— Start —
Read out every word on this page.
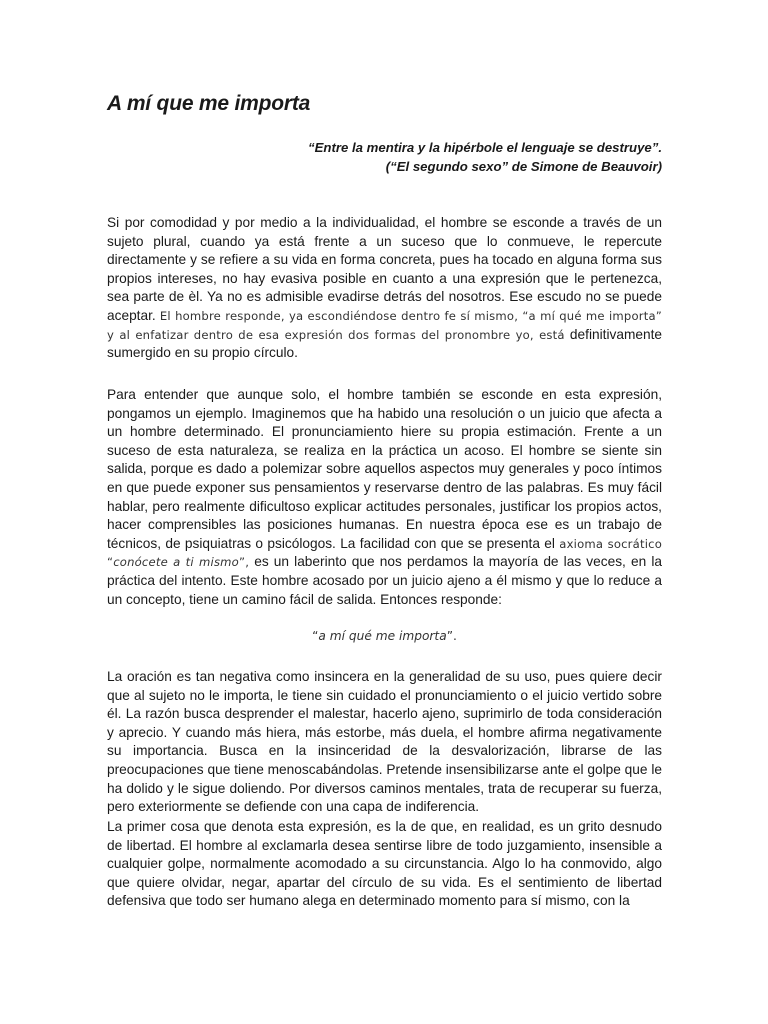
A mí que me importa
“Entre la mentira y la hipérbole el lenguaje se destruye”.
(“El segundo sexo” de Simone de Beauvoir)

Si por comodidad y por medio a la individualidad, el hombre se esconde a través de un sujeto plural, cuando ya está frente a un suceso que lo conmueve, le repercute directamente y se refiere a su vida en forma concreta, pues ha tocado en alguna forma sus propios intereses, no hay evasiva posible en cuanto a una expresión que le pertenezca, sea parte de èl. Ya no es admisible evadirse detrás del nosotros. Ese escudo no se puede aceptar. El hombre responde, ya escondiéndose dentro fe sí mismo, “a mí qué me importa” y al enfatizar dentro de esa expresión dos formas del pronombre yo, está definitivamente sumergido en su propio círculo.

Para entender que aunque solo, el hombre también se esconde en esta expresión, pongamos un ejemplo. Imaginemos que ha habido una resolución o un juicio que afecta a un hombre determinado. El pronunciamiento hiere su propia estimación. Frente a un suceso de esta naturaleza, se realiza en la práctica un acoso. El hombre se siente sin salida, porque es dado a polemizar sobre aquellos aspectos muy generales y poco íntimos en que puede exponer sus pensamientos y reservarse dentro de las palabras. Es muy fácil hablar, pero realmente dificultoso explicar actitudes personales, justificar los propios actos, hacer comprensibles las posiciones humanas. En nuestra época ese es un trabajo de técnicos, de psiquiatras o psicólogos. La facilidad con que se presenta el axioma socrático “conócete a ti mismo”, es un laberinto que nos perdamos la mayoría de las veces, en la práctica del intento. Este hombre acosado por un juicio ajeno a él mismo y que lo reduce a un concepto, tiene un camino fácil de salida. Entonces responde:

“a mí qué me importa”.

La oración es tan negativa como insincera en la generalidad de su uso, pues quiere decir que al sujeto no le importa, le tiene sin cuidado el pronunciamiento o el juicio vertido sobre él. La razón busca desprender el malestar, hacerlo ajeno, suprimirlo de toda consideración y aprecio. Y cuando más hiera, más estorbe, más duela, el hombre afirma negativamente su importancia. Busca en la insinceridad de la desvalorización, librarse de las preocupaciones que tiene menoscabándolas. Pretende insensibilizarse ante el golpe que le ha dolido y le sigue doliendo. Por diversos caminos mentales, trata de recuperar su fuerza, pero exteriormente se defiende con una capa de indiferencia.

La primer cosa que denota esta expresión, es la de que, en realidad, es un grito desnudo de libertad. El hombre al exclamarla desea sentirse libre de todo juzgamiento, insensible a cualquier golpe, normalmente acomodado a su circunstancia. Algo lo ha conmovido, algo que quiere olvidar, negar, apartar del círculo de su vida. Es el sentimiento de libertad defensiva que todo ser humano alega en determinado momento para sí mismo, con la
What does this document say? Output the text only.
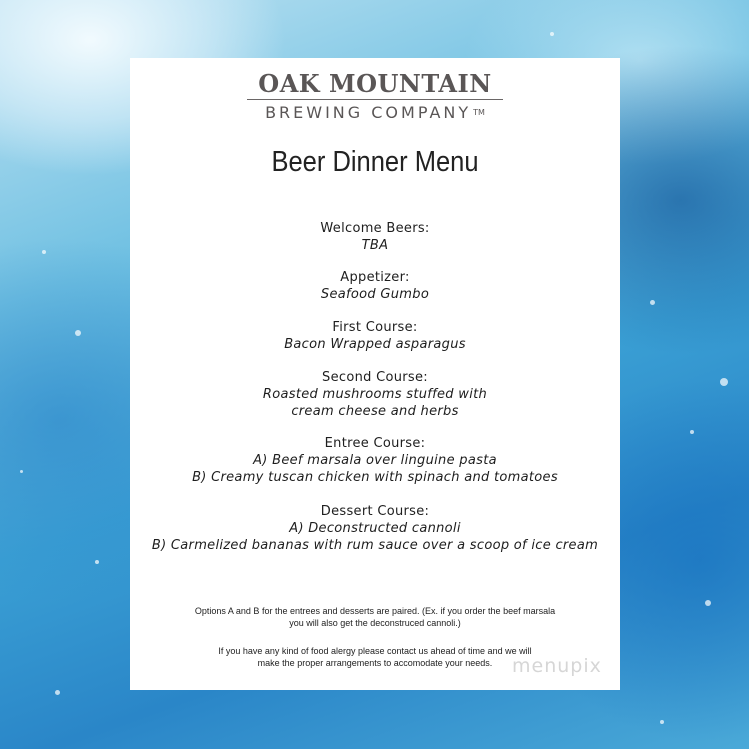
OAK MOUNTAIN
BREWING COMPANY ™
Beer Dinner Menu
Welcome Beers:
TBA
Appetizer:
Seafood Gumbo
First Course:
Bacon Wrapped asparagus
Second Course:
Roasted mushrooms stuffed with
cream cheese and herbs
Entree Course:
A) Beef marsala over linguine pasta
B) Creamy tuscan chicken with spinach and tomatoes
Dessert Course:
A) Deconstructed cannoli
B) Carmelized bananas with rum sauce over a scoop of ice cream
Options A and B for the entrees and desserts are paired. (Ex. if you order the beef marsala
you will also get the deconstruced cannoli.)
If you have any kind of food alergy please contact us ahead of time and we will
make the proper arrangements to accomodate your needs.	menupix
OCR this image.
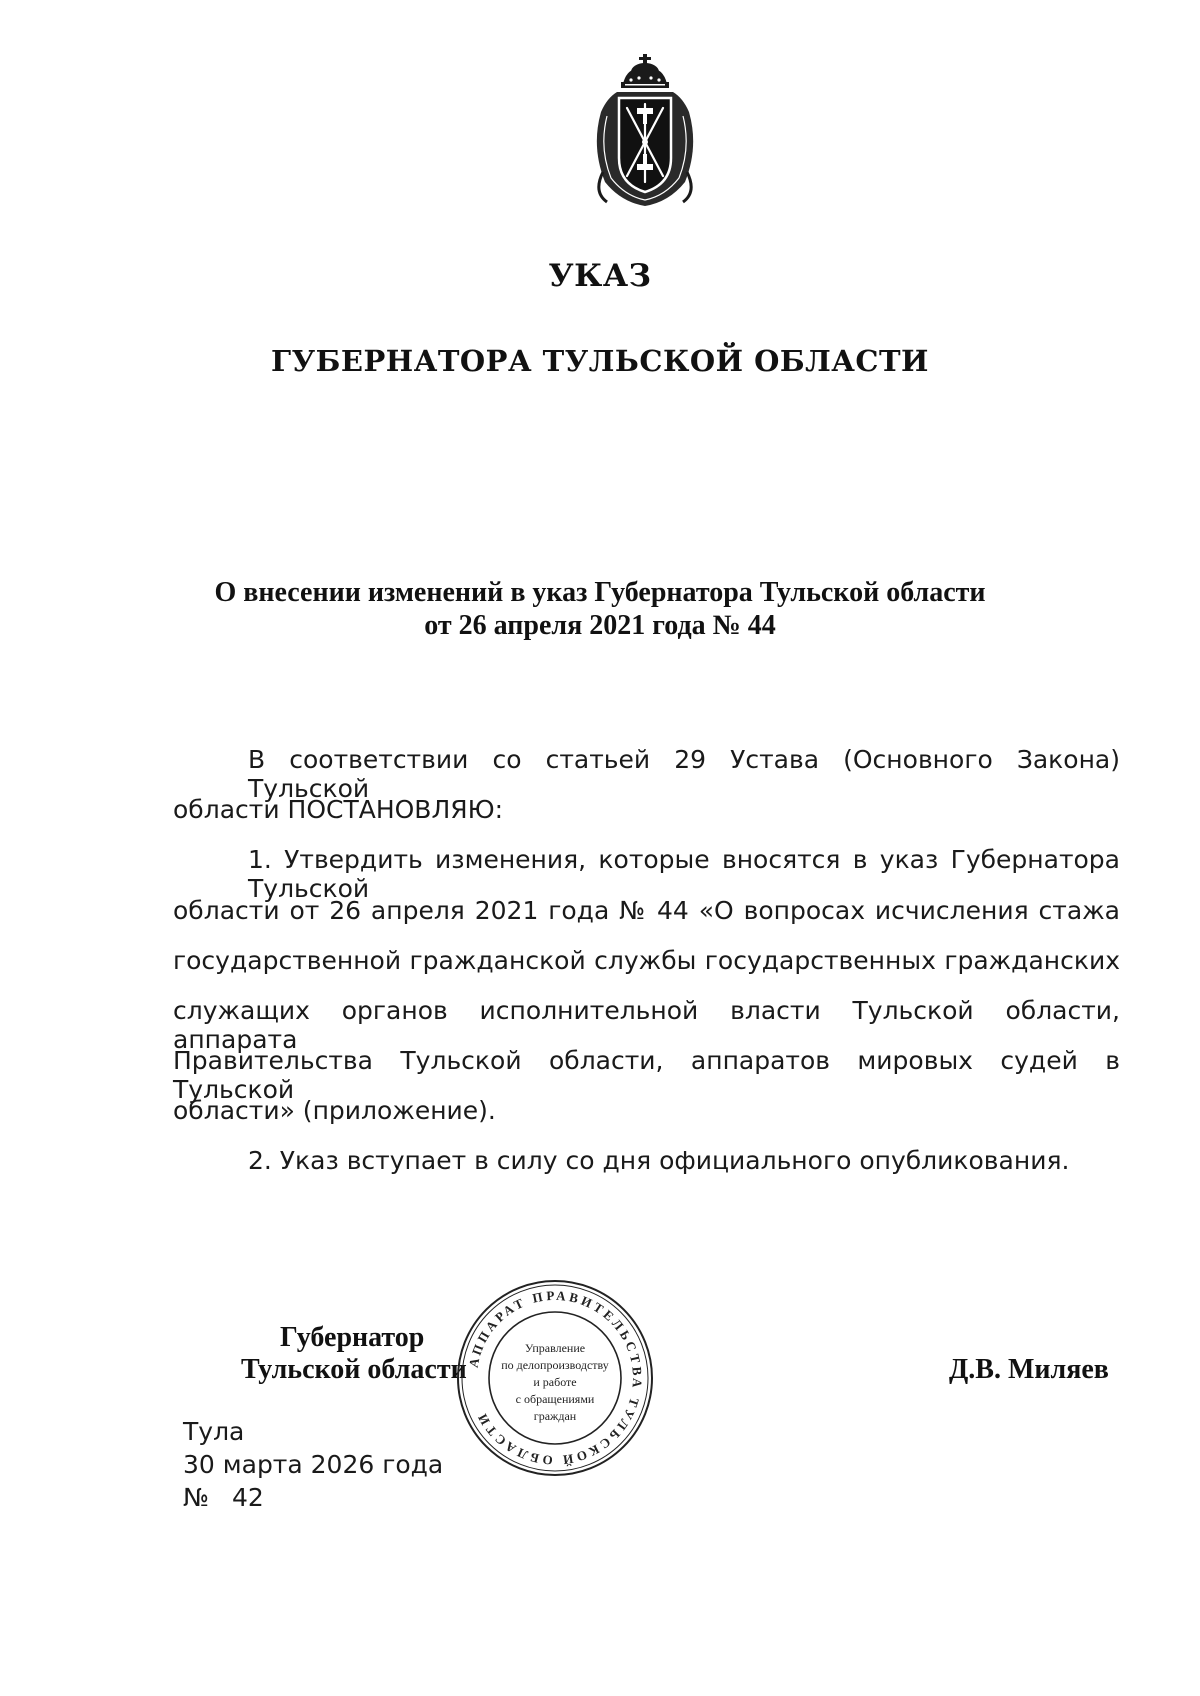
УКАЗ
ГУБЕРНАТОРА ТУЛЬСКОЙ ОБЛАСТИ
О внесении изменений в указ Губернатора Тульской области
от 26 апреля 2021 года № 44
В соответствии со статьей 29 Устава (Основного Закона) Тульской
области ПОСТАНОВЛЯЮ:
1. Утвердить изменения, которые вносятся в указ Губернатора Тульской
области от 26 апреля 2021 года № 44 «О вопросах исчисления стажа
государственной гражданской службы государственных гражданских
служащих органов исполнительной власти Тульской области, аппарата
Правительства Тульской области, аппаратов мировых судей в Тульской
области» (приложение).
2. Указ вступает в силу со дня официального опубликования.
Губернатор
Тульской области	Д.В. Миляев
Тула
30 марта 2026 года
№ 42
АППАРАТ ПРАВИТЕЛЬСТВА ТУЛЬСКОЙ ОБЛАСТИ
Управление
по делопроизводству
и работе
с обращениями
граждан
— End —
Problem description:
Write out, exactly, each line from the one containing "What does this" down to the final line of the data above. Both of those lines count, and the pictures are left out.

Response to the task:
What does this document say? Output the text only.
OAK MOUNTAIN
BREWING COMPANY ™
Beer Dinner Menu
Welcome Beers:
TBA
Appetizer:
Seafood Gumbo
First Course:
Bacon Wrapped asparagus
Second Course:
Roasted mushrooms stuffed with
cream cheese and herbs
Entree Course:
A) Beef marsala over linguine pasta
B) Creamy tuscan chicken with spinach and tomatoes
Dessert Course:
A) Deconstructed cannoli
B) Carmelized bananas with rum sauce over a scoop of ice cream
Options A and B for the entrees and desserts are paired. (Ex. if you order the beef marsala
you will also get the deconstruced cannoli.)
If you have any kind of food alergy please contact us ahead of time and we will
make the proper arrangements to accomodate your needs.	menupix
OCR this image.
УКАЗ
ГУБЕРНАТОРА ТУЛЬСКОЙ ОБЛАСТИ
О внесении изменений в указ Губернатора Тульской области
от 26 апреля 2021 года № 44
В соответствии со статьей 29 Устава (Основного Закона) Тульской
области ПОСТАНОВЛЯЮ:
1. Утвердить изменения, которые вносятся в указ Губернатора Тульской
области от 26 апреля 2021 года № 44 «О вопросах исчисления стажа
государственной гражданской службы государственных гражданских
служащих органов исполнительной власти Тульской области, аппарата
Правительства Тульской области, аппаратов мировых судей в Тульской
области» (приложение).
2. Указ вступает в силу со дня официального опубликования.
Губернатор
Тульской области	Д.В. Миляев
Тула
30 марта 2026 года
№ 42
АППАРАТ ПРАВИТЕЛЬСТВА ТУЛЬСКОЙ ОБЛАСТИ
Управление
по делопроизводству
и работе
с обращениями
граждан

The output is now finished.